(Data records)

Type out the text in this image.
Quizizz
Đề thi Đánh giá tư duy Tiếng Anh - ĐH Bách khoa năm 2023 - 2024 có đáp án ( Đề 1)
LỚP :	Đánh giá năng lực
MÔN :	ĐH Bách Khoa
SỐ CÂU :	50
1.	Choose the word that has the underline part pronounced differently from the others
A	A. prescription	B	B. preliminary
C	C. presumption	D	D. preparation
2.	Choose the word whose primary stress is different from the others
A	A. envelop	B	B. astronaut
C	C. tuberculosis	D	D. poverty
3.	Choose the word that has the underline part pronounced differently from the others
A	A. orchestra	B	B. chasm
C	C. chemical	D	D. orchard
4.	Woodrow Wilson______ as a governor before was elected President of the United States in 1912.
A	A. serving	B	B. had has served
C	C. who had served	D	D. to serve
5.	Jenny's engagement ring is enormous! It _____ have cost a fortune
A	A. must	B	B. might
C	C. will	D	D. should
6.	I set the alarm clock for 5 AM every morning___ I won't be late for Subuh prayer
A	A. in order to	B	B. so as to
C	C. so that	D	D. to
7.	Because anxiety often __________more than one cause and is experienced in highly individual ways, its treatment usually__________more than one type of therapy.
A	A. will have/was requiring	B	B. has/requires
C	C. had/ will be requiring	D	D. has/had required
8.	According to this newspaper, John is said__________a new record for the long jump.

Aim: Return the material in full, exactly as shown.

Result of this task:
Type out the text in this image.
Quizizz
Đề thi Đánh giá tư duy Tiếng Anh - ĐH Bách khoa năm 2023 - 2024 có đáp án ( Đề 1)
LỚP :	Đánh giá năng lực
MÔN :	ĐH Bách Khoa
SỐ CÂU :	50
1.	Choose the word that has the underline part pronounced differently from the others
A	A. prescription	B	B. preliminary
C	C. presumption	D	D. preparation
2.	Choose the word whose primary stress is different from the others
A	A. envelop	B	B. astronaut
C	C. tuberculosis	D	D. poverty
3.	Choose the word that has the underline part pronounced differently from the others
A	A. orchestra	B	B. chasm
C	C. chemical	D	D. orchard
4.	Woodrow Wilson______ as a governor before was elected President of the United States in 1912.
A	A. serving	B	B. had has served
C	C. who had served	D	D. to serve
5.	Jenny's engagement ring is enormous! It _____ have cost a fortune
A	A. must	B	B. might
C	C. will	D	D. should
6.	I set the alarm clock for 5 AM every morning___ I won't be late for Subuh prayer
A	A. in order to	B	B. so as to
C	C. so that	D	D. to
7.	Because anxiety often __________more than one cause and is experienced in highly individual ways, its treatment usually__________more than one type of therapy.
A	A. will have/was requiring	B	B. has/requires
C	C. had/ will be requiring	D	D. has/had required
8.	According to this newspaper, John is said__________a new record for the long jump.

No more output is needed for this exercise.